Task details:
Go through the data below and copy it exactly, skipping every picture.

Stored entries

——————————

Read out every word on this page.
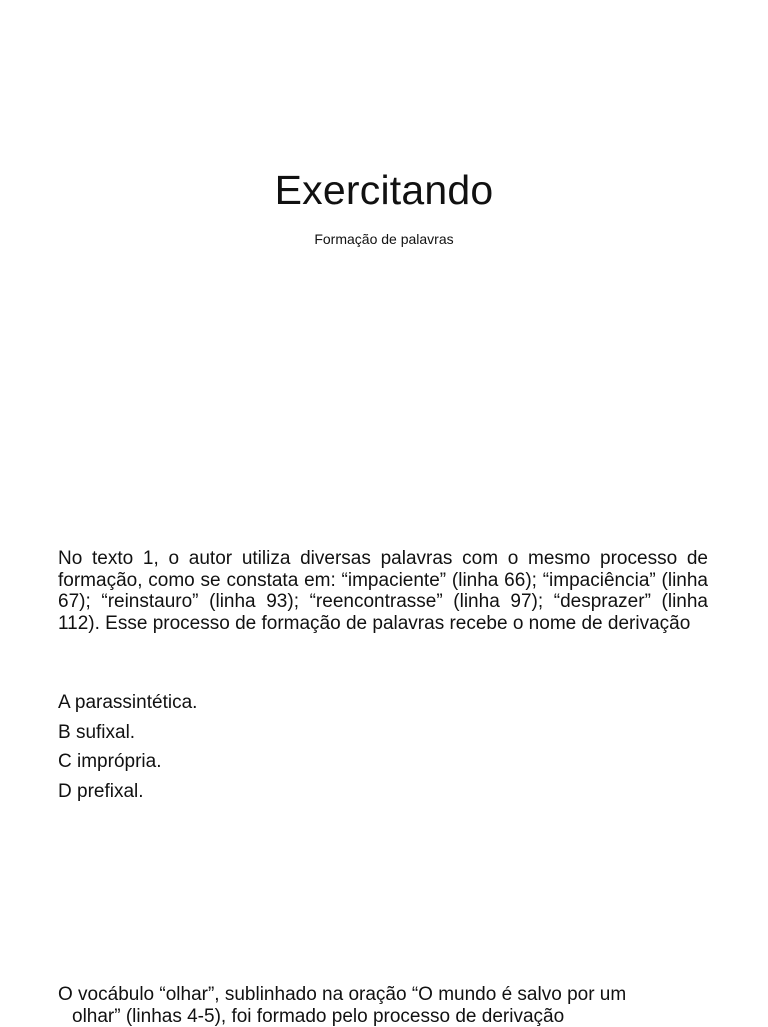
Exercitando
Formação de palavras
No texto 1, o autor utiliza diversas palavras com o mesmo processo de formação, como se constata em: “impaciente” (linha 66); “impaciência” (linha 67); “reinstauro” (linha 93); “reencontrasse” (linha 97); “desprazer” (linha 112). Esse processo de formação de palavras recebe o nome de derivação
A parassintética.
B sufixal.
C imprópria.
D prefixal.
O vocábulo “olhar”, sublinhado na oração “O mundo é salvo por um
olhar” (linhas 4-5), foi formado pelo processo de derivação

——————————

Full output:
Read out every word on this page.
Exercitando
Formação de palavras
No texto 1, o autor utiliza diversas palavras com o mesmo processo de formação, como se constata em: “impaciente” (linha 66); “impaciência” (linha 67); “reinstauro” (linha 93); “reencontrasse” (linha 97); “desprazer” (linha 112). Esse processo de formação de palavras recebe o nome de derivação
A parassintética.
B sufixal.
C imprópria.
D prefixal.
O vocábulo “olhar”, sublinhado na oração “O mundo é salvo por um
olhar” (linhas 4-5), foi formado pelo processo de derivação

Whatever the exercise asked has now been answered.